What you should do: Scan the listing below and copy every line holding "INSTALLATION".
■ ■ ■ ■
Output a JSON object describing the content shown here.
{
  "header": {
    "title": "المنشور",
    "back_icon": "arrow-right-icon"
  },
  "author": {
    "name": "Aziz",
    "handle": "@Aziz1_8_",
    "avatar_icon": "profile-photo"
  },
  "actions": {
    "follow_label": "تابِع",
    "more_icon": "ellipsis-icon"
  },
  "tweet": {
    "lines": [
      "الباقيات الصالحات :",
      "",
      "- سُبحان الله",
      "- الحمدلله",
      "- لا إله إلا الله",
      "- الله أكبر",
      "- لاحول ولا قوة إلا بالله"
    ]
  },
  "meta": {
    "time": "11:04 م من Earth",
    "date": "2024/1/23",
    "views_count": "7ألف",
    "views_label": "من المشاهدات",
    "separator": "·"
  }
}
■ ■ ■ ■
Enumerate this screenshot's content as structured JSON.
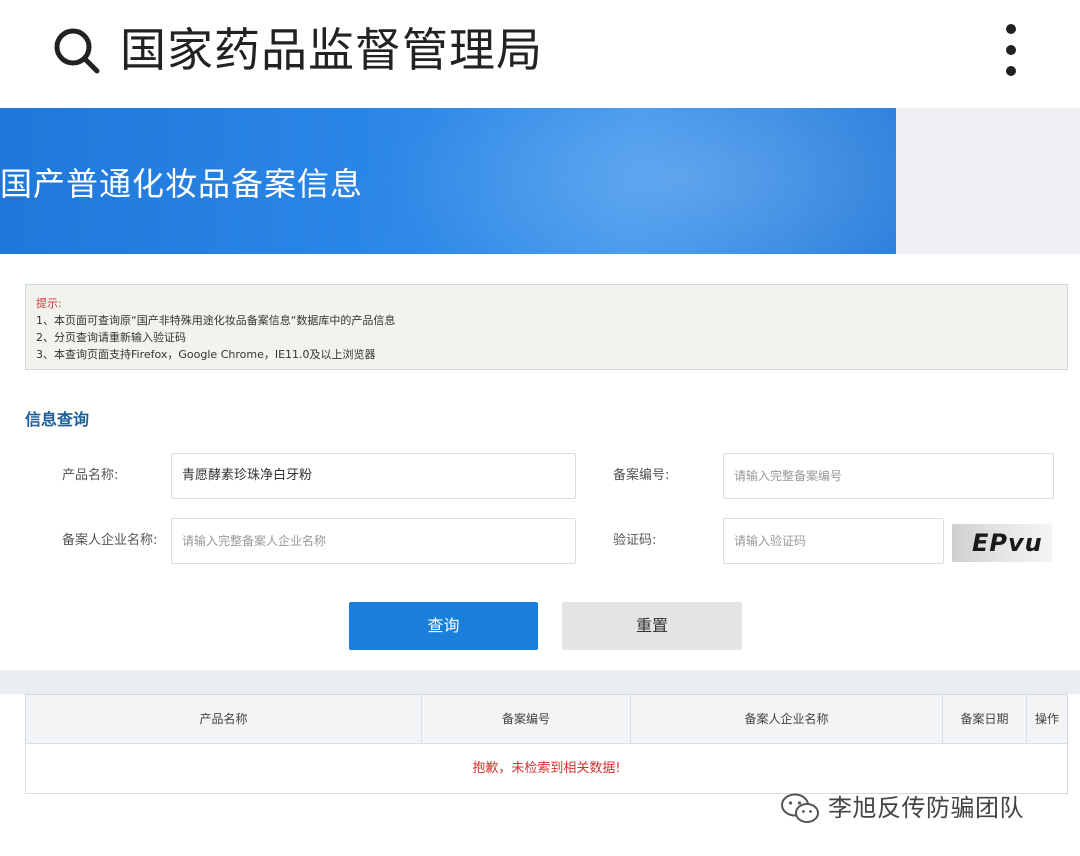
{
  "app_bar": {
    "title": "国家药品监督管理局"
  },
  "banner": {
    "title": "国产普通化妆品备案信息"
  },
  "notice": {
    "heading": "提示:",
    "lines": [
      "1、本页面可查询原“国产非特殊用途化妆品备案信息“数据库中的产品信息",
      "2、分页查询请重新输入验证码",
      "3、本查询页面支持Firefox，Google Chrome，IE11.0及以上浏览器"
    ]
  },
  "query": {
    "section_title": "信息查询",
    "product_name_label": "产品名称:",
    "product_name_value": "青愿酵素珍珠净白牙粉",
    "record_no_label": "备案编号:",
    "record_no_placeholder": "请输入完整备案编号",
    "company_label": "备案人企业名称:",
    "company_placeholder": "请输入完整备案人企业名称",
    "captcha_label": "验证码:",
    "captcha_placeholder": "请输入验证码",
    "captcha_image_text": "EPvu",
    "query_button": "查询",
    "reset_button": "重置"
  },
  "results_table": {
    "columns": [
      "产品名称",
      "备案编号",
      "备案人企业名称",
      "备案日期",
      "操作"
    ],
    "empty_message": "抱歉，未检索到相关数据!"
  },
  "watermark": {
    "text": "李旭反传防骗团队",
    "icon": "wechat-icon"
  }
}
■ ■ ■ ■
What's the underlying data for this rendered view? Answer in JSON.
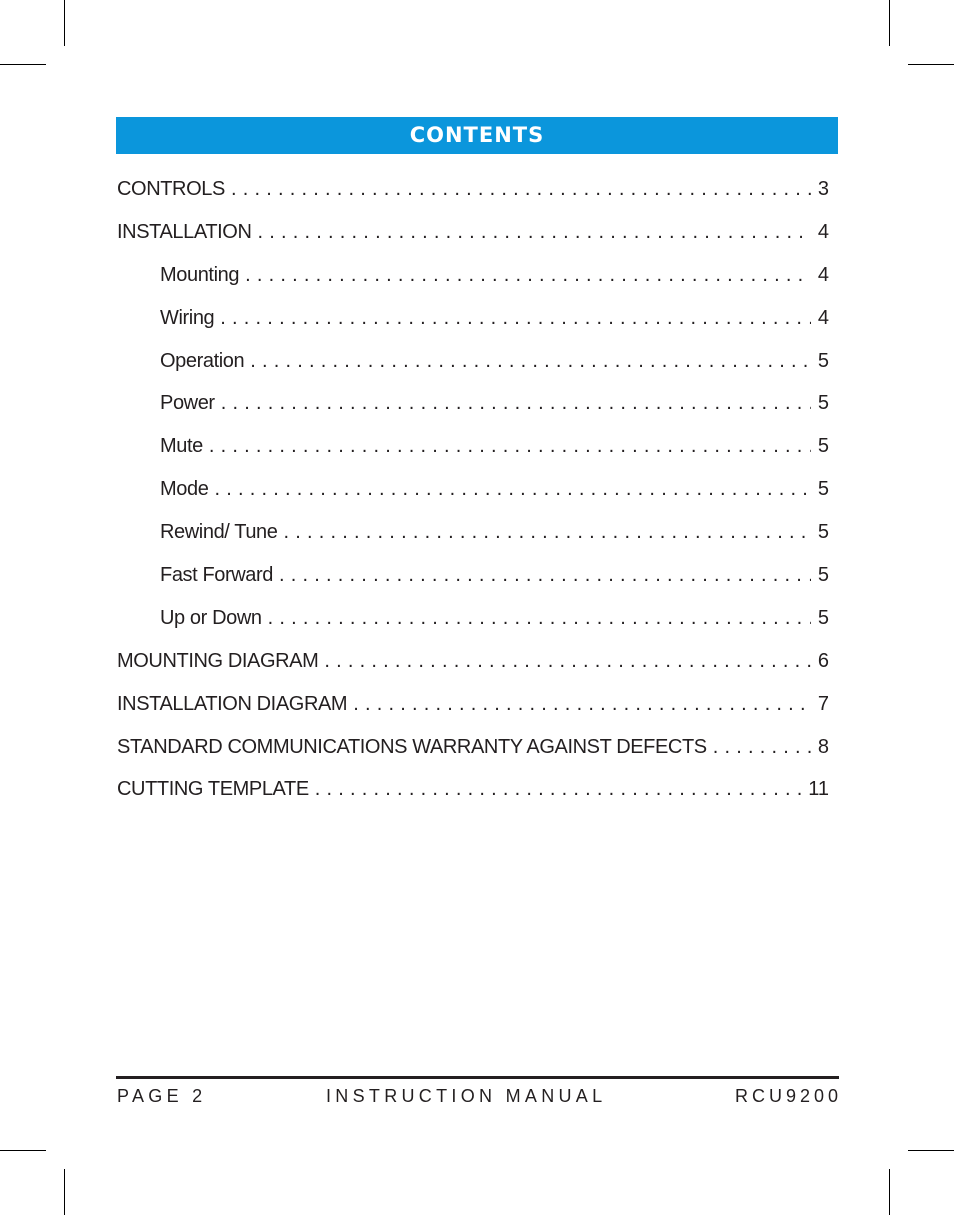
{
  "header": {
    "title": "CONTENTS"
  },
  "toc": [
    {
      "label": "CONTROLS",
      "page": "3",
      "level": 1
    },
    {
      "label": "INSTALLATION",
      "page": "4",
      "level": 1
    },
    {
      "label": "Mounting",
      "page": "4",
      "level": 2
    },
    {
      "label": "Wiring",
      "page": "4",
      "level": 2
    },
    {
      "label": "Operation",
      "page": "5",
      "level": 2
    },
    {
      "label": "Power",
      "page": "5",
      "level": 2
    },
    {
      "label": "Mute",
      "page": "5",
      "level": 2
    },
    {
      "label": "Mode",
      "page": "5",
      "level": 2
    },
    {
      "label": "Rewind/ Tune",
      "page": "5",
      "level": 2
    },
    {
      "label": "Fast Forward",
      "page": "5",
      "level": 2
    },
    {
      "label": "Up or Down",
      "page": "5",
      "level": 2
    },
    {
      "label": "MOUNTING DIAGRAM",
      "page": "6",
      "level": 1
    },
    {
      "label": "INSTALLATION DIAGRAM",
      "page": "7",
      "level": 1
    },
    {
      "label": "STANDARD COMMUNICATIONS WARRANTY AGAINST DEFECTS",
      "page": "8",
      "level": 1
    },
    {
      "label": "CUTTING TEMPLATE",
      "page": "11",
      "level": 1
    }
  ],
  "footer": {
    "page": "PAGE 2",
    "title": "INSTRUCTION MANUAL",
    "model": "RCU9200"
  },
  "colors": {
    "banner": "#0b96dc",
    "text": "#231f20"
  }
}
■ ■ ■ ■
Response to this exercise:
      "label": "INSTALLATION",
      "label": "INSTALLATION DIAGRAM",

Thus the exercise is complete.